PROMPT: Every line from the one containing "Read this page and output its text content." through the end of the listing below goes in the output, exactly and without pictures.

DATA EXCERPTS:
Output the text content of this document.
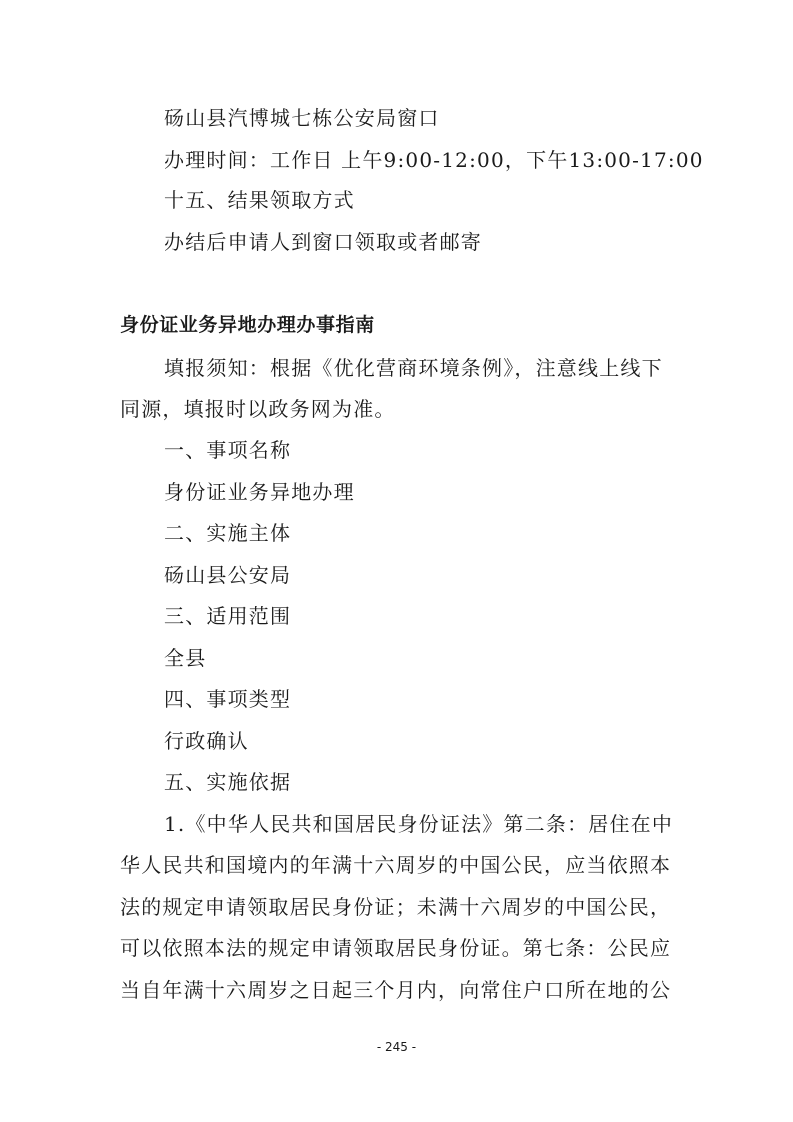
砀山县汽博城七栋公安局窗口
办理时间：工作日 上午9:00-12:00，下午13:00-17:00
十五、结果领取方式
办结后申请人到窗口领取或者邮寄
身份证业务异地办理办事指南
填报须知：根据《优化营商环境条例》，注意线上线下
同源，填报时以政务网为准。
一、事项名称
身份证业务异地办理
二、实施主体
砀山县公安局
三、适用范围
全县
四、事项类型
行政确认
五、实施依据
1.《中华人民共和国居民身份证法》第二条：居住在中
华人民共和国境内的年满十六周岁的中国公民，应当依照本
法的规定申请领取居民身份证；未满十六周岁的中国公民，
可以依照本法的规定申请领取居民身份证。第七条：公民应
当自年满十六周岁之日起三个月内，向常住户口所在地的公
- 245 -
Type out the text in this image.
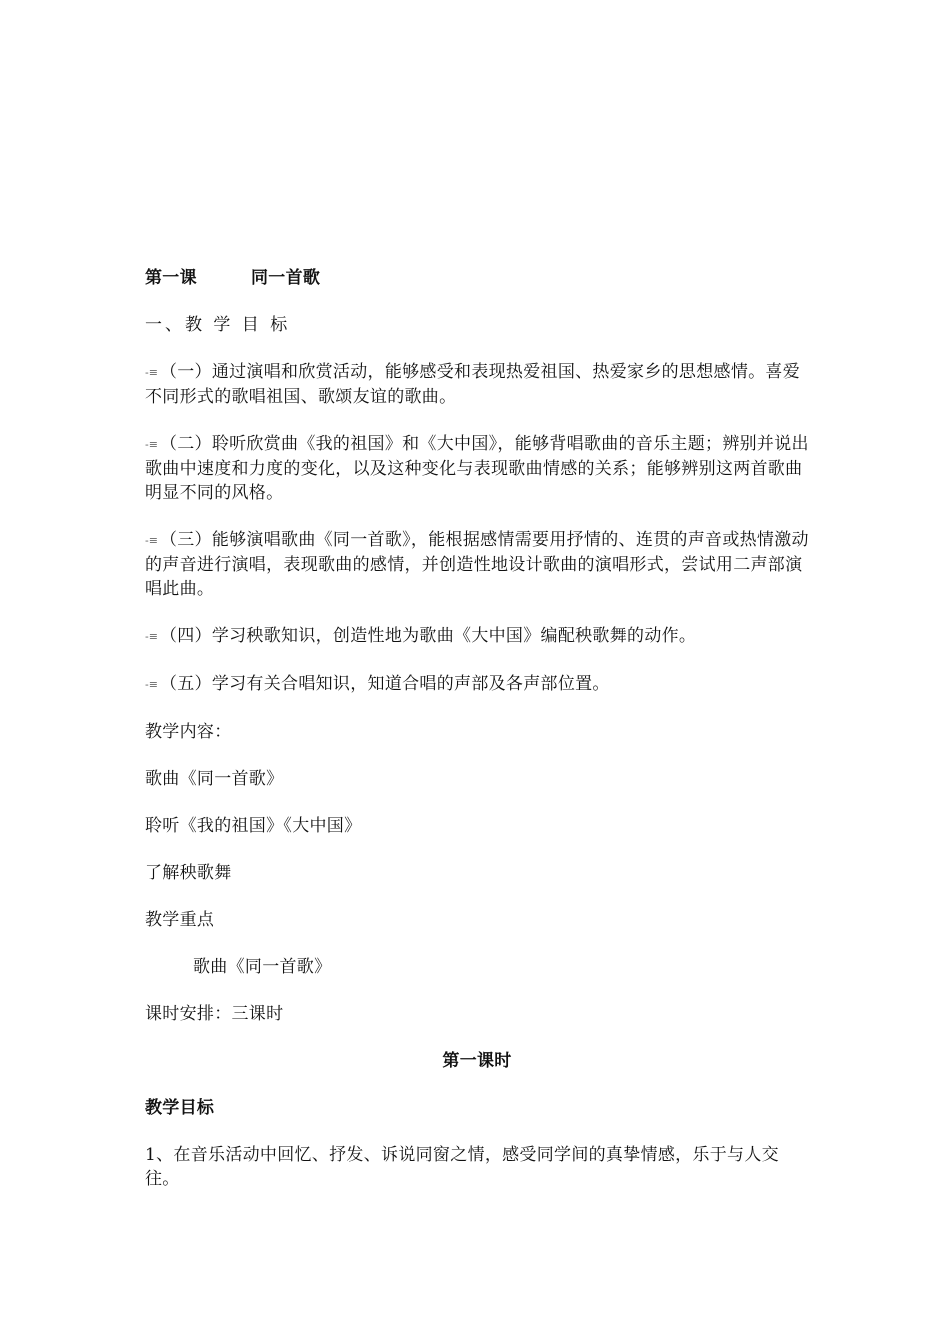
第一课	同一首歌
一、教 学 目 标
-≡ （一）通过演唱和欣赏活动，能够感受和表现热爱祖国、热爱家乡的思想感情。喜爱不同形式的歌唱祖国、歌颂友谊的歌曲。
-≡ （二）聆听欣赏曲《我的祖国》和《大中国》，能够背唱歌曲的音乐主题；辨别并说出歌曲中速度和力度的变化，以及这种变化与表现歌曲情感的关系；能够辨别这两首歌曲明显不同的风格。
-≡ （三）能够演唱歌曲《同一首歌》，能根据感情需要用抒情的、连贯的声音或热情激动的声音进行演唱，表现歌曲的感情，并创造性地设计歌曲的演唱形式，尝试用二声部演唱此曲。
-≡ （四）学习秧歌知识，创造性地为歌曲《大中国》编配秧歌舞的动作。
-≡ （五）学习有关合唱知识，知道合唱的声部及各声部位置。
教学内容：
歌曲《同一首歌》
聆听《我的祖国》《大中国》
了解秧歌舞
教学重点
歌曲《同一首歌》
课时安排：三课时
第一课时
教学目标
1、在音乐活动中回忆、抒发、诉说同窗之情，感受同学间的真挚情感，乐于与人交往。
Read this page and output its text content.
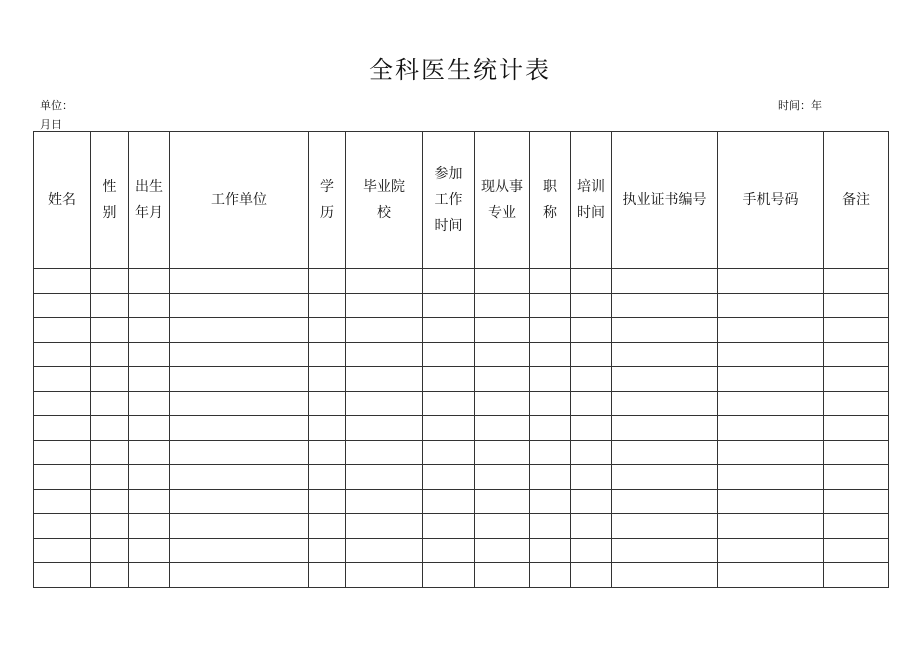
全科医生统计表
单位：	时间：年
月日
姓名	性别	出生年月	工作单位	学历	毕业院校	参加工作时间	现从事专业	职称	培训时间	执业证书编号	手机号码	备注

ANSWER TO THIS TASK:
Read this page and output its text content.
全科医生统计表
单位：	时间：年
月日
姓名	性别	出生年月	工作单位	学历	毕业院校	参加工作时间	现从事专业	职称	培训时间	执业证书编号	手机号码	备注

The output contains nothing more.